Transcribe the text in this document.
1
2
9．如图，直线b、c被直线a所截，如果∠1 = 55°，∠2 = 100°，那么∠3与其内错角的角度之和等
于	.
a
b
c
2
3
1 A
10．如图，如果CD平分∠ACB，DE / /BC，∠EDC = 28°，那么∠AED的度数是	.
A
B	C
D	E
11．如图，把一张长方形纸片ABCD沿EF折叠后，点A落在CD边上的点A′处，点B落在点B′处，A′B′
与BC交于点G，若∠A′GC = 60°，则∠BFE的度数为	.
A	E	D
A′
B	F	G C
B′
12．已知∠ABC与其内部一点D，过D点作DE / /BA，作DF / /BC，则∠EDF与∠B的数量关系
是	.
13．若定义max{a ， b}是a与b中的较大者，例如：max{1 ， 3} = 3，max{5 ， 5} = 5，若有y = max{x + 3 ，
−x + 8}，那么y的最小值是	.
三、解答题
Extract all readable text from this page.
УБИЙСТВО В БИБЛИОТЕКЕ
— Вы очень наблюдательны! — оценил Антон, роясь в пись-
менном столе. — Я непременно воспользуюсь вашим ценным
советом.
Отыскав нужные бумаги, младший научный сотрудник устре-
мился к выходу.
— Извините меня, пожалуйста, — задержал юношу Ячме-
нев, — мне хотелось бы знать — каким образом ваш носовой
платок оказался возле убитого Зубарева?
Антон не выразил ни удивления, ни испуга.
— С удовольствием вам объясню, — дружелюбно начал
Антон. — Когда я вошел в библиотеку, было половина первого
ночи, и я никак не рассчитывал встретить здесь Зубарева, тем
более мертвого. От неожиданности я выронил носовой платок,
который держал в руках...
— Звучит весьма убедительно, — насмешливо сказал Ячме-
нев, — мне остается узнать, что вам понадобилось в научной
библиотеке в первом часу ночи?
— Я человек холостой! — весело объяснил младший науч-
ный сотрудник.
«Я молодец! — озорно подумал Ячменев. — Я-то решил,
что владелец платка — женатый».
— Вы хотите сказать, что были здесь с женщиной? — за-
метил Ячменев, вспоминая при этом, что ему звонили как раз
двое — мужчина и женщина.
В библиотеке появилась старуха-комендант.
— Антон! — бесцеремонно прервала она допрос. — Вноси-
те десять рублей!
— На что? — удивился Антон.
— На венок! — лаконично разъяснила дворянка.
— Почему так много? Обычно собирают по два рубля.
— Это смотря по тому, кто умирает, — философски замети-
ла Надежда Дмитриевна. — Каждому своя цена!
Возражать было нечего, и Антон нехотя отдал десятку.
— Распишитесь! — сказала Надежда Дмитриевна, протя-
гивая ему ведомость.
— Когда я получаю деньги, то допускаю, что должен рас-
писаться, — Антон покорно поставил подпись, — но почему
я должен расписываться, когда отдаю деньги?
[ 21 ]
· · · · · · ·
*What is asked*
Take the entries and copy them out exactly.

*Answer to the problem*
Transcribe the text in this document.
1
2
9．如图，直线b、c被直线a所截，如果∠1 = 55°，∠2 = 100°，那么∠3与其内错角的角度之和等
于	.
a
b
c
2
3
1 A
10．如图，如果CD平分∠ACB，DE / /BC，∠EDC = 28°，那么∠AED的度数是	.
A
B	C
D	E
11．如图，把一张长方形纸片ABCD沿EF折叠后，点A落在CD边上的点A′处，点B落在点B′处，A′B′
与BC交于点G，若∠A′GC = 60°，则∠BFE的度数为	.
A	E	D
A′
B	F	G C
B′
12．已知∠ABC与其内部一点D，过D点作DE / /BA，作DF / /BC，则∠EDF与∠B的数量关系
是	.
13．若定义max{a ， b}是a与b中的较大者，例如：max{1 ， 3} = 3，max{5 ， 5} = 5，若有y = max{x + 3 ，
−x + 8}，那么y的最小值是	.
三、解答题
Extract all readable text from this page.
УБИЙСТВО В БИБЛИОТЕКЕ
— Вы очень наблюдательны! — оценил Антон, роясь в пись-
менном столе. — Я непременно воспользуюсь вашим ценным
советом.
Отыскав нужные бумаги, младший научный сотрудник устре-
мился к выходу.
— Извините меня, пожалуйста, — задержал юношу Ячме-
нев, — мне хотелось бы знать — каким образом ваш носовой
платок оказался возле убитого Зубарева?
Антон не выразил ни удивления, ни испуга.
— С удовольствием вам объясню, — дружелюбно начал
Антон. — Когда я вошел в библиотеку, было половина первого
ночи, и я никак не рассчитывал встретить здесь Зубарева, тем
более мертвого. От неожиданности я выронил носовой платок,
который держал в руках...
— Звучит весьма убедительно, — насмешливо сказал Ячме-
нев, — мне остается узнать, что вам понадобилось в научной
библиотеке в первом часу ночи?
— Я человек холостой! — весело объяснил младший науч-
ный сотрудник.
«Я молодец! — озорно подумал Ячменев. — Я-то решил,
что владелец платка — женатый».
— Вы хотите сказать, что были здесь с женщиной? — за-
метил Ячменев, вспоминая при этом, что ему звонили как раз
двое — мужчина и женщина.
В библиотеке появилась старуха-комендант.
— Антон! — бесцеремонно прервала она допрос. — Вноси-
те десять рублей!
— На что? — удивился Антон.
— На венок! — лаконично разъяснила дворянка.
— Почему так много? Обычно собирают по два рубля.
— Это смотря по тому, кто умирает, — философски замети-
ла Надежда Дмитриевна. — Каждому своя цена!
Возражать было нечего, и Антон нехотя отдал десятку.
— Распишитесь! — сказала Надежда Дмитриевна, протя-
гивая ему ведомость.
— Когда я получаю деньги, то допускаю, что должен рас-
писаться, — Антон покорно поставил подпись, — но почему
я должен расписываться, когда отдаю деньги?
[ 21 ]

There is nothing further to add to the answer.